*THE TASK*
From the entries that follow, gather each line holding the word "into".

• • •

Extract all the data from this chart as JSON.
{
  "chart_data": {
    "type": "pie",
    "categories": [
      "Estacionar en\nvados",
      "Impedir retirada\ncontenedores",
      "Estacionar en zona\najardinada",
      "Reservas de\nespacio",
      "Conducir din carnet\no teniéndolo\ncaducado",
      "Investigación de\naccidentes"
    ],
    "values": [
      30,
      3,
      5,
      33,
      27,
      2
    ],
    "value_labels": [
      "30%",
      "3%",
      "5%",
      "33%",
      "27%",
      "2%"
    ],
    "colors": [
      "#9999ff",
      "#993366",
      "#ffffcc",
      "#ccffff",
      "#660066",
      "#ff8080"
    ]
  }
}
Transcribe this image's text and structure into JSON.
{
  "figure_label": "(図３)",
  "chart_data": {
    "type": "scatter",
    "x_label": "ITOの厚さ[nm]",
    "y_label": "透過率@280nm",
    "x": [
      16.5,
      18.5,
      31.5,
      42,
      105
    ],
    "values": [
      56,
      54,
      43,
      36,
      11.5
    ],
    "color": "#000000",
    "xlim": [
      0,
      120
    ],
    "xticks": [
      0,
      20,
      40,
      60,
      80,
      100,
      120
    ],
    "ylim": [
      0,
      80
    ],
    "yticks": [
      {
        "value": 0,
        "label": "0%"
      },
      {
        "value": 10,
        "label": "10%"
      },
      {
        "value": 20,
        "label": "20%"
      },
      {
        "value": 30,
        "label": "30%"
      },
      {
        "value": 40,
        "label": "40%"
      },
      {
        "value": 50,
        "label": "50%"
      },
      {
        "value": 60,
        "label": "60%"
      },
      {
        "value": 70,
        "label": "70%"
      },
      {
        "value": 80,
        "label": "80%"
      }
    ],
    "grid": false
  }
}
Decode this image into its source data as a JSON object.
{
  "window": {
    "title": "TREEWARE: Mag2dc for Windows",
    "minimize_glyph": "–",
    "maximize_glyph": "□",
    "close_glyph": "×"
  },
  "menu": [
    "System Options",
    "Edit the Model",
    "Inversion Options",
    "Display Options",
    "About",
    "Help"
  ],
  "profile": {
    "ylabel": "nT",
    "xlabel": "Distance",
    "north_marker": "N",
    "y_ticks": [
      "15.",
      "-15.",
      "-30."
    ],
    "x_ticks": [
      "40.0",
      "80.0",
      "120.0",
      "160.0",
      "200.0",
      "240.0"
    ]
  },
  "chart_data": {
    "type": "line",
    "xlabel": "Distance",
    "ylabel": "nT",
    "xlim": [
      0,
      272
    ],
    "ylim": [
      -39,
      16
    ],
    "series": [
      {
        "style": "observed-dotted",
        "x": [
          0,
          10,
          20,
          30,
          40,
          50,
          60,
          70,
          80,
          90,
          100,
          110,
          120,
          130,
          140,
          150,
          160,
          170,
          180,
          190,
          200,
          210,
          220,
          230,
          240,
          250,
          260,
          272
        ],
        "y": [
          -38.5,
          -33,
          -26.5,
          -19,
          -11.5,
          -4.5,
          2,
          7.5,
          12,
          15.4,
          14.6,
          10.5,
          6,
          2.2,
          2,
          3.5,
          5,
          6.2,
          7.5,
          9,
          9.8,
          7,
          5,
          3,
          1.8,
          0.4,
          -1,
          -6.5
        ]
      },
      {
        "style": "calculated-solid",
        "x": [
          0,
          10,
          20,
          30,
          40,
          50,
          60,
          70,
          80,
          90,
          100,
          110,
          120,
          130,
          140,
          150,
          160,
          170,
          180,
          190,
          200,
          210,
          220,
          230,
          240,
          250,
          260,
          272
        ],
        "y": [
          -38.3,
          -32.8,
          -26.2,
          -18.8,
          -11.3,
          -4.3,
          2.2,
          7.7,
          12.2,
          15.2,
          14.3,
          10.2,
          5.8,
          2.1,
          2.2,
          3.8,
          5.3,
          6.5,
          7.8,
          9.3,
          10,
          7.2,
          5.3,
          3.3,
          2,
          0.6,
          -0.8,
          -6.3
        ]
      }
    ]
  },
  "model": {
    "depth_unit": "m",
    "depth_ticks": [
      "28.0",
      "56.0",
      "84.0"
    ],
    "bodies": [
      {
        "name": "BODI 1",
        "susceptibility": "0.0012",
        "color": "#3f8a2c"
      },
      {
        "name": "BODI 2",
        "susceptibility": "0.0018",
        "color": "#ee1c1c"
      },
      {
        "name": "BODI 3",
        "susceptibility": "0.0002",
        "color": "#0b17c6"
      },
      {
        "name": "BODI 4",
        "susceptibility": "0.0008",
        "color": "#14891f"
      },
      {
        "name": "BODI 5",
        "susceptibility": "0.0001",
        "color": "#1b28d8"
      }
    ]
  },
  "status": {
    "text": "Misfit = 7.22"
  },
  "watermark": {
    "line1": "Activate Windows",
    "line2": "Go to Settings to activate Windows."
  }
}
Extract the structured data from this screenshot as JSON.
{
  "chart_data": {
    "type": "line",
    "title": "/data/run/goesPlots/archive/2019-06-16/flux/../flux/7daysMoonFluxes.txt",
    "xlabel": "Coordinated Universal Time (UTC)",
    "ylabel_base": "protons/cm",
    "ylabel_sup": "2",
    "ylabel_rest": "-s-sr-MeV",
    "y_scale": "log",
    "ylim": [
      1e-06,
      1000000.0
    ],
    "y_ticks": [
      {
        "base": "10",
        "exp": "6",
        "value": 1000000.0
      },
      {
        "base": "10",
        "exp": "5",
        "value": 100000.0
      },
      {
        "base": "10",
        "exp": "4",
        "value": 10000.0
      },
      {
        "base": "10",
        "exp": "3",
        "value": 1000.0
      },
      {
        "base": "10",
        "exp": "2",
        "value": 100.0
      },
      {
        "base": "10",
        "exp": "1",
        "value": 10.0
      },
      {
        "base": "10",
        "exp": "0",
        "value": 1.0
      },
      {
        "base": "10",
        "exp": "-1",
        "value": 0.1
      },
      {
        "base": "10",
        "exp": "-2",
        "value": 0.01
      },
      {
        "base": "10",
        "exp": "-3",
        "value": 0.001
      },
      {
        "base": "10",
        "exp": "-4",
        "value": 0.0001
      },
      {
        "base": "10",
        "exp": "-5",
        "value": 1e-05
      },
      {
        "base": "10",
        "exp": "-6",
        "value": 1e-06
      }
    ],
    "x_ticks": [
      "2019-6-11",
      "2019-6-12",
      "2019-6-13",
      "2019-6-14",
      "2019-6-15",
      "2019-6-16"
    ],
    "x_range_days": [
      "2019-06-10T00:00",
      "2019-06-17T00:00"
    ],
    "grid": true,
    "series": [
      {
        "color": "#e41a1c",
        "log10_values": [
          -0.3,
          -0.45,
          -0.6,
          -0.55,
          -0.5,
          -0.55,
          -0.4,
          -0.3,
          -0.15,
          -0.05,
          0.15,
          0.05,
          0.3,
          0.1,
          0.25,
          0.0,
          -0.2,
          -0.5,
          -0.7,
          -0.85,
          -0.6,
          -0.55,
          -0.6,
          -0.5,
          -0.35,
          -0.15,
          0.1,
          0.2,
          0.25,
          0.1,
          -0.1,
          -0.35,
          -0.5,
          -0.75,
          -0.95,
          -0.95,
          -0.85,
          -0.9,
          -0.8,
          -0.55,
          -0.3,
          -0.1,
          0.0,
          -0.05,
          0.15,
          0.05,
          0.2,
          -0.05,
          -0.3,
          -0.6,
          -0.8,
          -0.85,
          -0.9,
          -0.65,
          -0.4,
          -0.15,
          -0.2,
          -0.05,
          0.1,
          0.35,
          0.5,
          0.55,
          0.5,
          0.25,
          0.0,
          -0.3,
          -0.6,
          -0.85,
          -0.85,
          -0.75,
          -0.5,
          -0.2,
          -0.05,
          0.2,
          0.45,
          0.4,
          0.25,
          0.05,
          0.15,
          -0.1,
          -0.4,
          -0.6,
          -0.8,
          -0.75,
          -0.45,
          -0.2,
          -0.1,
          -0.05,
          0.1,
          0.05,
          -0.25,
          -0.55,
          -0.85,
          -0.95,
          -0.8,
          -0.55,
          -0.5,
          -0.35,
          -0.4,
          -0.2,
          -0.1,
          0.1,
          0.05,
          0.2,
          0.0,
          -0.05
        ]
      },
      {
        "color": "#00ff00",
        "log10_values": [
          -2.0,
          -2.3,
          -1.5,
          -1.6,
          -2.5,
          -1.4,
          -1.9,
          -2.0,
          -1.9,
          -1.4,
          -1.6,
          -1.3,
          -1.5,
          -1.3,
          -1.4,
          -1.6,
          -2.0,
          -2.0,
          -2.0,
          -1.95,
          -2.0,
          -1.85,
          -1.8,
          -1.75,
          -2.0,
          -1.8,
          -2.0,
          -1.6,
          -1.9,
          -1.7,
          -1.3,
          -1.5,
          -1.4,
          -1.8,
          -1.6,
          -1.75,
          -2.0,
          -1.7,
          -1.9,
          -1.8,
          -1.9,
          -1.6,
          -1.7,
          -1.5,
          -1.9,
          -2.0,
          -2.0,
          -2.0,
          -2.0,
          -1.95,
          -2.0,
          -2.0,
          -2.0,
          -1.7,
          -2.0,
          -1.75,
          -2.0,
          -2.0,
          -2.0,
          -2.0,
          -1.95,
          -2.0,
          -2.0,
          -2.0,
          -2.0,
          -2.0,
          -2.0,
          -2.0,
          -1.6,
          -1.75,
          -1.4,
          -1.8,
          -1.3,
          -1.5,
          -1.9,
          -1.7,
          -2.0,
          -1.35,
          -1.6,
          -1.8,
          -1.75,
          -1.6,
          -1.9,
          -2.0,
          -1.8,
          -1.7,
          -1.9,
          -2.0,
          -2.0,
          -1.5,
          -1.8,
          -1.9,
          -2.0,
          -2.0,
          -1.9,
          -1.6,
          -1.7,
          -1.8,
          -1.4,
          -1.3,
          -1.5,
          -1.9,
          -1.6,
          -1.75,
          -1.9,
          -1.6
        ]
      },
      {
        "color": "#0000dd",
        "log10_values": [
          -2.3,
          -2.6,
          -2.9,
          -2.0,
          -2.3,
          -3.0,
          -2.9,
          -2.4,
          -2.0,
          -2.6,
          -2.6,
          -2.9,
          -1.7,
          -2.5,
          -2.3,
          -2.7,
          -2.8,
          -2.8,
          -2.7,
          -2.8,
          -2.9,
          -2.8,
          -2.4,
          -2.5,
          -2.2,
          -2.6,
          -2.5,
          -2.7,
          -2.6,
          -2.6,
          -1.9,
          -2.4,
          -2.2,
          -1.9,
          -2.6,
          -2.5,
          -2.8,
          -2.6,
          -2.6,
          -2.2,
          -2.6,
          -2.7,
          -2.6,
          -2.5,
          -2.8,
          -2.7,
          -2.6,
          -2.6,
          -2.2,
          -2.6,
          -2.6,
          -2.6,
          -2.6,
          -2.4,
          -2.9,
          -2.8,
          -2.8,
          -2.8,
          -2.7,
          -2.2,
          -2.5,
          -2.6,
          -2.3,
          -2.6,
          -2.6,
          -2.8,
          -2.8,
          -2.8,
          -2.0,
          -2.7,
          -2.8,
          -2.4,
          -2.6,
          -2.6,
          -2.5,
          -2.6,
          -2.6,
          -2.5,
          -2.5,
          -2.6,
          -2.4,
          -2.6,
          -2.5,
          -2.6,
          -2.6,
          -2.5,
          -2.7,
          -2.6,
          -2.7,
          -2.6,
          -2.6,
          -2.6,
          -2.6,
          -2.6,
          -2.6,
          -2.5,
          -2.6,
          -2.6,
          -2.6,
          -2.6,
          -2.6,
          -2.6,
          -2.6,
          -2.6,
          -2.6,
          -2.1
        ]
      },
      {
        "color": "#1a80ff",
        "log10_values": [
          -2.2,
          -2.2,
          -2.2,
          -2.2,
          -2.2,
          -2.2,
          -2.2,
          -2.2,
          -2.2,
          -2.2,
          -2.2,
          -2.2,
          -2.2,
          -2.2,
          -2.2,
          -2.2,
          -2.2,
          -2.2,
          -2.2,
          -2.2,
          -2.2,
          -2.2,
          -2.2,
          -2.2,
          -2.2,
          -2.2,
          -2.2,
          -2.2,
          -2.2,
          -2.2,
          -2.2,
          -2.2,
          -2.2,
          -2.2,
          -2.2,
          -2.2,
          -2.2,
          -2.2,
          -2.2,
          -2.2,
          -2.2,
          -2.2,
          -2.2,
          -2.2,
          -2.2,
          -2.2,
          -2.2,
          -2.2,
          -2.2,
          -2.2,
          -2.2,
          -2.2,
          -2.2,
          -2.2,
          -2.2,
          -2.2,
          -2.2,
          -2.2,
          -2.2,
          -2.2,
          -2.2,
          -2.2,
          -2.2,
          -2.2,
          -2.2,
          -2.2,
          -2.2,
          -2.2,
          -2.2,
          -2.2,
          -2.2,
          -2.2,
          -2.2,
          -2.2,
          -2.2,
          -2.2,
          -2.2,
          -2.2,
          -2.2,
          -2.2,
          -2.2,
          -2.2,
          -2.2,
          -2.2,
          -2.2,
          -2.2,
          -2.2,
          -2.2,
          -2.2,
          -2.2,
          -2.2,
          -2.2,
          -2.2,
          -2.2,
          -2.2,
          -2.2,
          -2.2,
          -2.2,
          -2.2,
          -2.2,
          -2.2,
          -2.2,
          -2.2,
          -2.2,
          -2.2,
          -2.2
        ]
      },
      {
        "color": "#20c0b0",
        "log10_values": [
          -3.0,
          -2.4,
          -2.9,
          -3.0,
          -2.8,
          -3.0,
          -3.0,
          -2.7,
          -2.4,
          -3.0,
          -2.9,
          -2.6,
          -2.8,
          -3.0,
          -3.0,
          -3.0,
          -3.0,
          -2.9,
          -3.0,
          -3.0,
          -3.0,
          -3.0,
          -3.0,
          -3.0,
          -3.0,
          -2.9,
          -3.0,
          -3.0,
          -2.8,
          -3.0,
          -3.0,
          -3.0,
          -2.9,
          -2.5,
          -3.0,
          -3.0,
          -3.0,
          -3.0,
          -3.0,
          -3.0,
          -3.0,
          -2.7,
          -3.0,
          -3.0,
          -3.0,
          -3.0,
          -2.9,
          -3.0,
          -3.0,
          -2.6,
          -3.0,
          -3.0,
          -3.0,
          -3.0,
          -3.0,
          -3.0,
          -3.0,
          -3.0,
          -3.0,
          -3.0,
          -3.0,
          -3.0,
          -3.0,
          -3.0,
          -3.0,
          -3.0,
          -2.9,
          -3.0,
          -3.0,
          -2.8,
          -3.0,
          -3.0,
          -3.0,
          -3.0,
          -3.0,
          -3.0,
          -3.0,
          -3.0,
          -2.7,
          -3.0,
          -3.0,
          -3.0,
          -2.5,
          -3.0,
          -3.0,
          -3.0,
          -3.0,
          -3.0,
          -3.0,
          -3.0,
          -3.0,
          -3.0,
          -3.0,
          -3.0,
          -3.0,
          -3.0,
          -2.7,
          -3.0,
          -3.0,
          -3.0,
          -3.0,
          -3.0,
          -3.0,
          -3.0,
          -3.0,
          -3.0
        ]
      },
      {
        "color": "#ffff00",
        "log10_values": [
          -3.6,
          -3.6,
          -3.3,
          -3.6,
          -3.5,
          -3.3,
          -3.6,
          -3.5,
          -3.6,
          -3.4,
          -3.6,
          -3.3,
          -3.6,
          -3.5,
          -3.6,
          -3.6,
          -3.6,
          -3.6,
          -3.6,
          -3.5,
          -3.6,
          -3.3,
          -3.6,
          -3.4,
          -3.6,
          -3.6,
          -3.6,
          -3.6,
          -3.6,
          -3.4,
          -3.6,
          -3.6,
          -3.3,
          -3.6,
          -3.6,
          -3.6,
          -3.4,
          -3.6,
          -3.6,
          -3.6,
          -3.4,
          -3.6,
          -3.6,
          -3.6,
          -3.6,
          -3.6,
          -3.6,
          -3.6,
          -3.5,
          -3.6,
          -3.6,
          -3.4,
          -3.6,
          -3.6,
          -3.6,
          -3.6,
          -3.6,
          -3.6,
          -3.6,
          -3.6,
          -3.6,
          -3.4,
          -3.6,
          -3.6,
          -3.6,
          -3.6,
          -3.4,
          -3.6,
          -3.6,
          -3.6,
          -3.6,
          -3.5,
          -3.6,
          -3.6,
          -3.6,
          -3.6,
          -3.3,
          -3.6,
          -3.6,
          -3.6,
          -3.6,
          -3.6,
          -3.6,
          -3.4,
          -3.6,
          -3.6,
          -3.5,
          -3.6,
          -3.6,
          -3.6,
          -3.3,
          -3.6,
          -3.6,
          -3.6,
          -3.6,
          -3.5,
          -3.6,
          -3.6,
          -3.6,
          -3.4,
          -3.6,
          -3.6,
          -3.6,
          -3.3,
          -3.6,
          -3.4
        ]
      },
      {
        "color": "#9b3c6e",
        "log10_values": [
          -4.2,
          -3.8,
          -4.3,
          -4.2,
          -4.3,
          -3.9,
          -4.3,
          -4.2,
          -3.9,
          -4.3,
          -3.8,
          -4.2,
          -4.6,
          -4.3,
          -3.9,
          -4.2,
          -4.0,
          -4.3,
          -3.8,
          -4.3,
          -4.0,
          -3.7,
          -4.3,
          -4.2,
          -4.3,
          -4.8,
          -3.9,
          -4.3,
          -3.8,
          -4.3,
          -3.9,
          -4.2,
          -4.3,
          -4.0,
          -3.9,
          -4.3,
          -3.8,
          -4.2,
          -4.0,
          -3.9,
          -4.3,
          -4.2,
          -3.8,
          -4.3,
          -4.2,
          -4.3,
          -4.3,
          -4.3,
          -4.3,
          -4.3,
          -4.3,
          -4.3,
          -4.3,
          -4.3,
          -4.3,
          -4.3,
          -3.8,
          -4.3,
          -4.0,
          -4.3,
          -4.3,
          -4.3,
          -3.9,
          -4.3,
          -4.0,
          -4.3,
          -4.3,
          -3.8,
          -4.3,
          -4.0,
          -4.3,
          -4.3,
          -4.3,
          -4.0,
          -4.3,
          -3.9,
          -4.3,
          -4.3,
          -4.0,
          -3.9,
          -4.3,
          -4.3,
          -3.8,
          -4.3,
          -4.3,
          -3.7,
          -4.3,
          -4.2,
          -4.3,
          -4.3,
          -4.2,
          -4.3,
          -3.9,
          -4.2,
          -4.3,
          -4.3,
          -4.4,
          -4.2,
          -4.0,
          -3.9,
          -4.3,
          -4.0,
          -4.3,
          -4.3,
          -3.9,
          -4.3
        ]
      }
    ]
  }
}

• • •

*TASK OUTPUT*
Transcribe this image's text and structure into JSON.
Decode this image into its source data as a JSON object.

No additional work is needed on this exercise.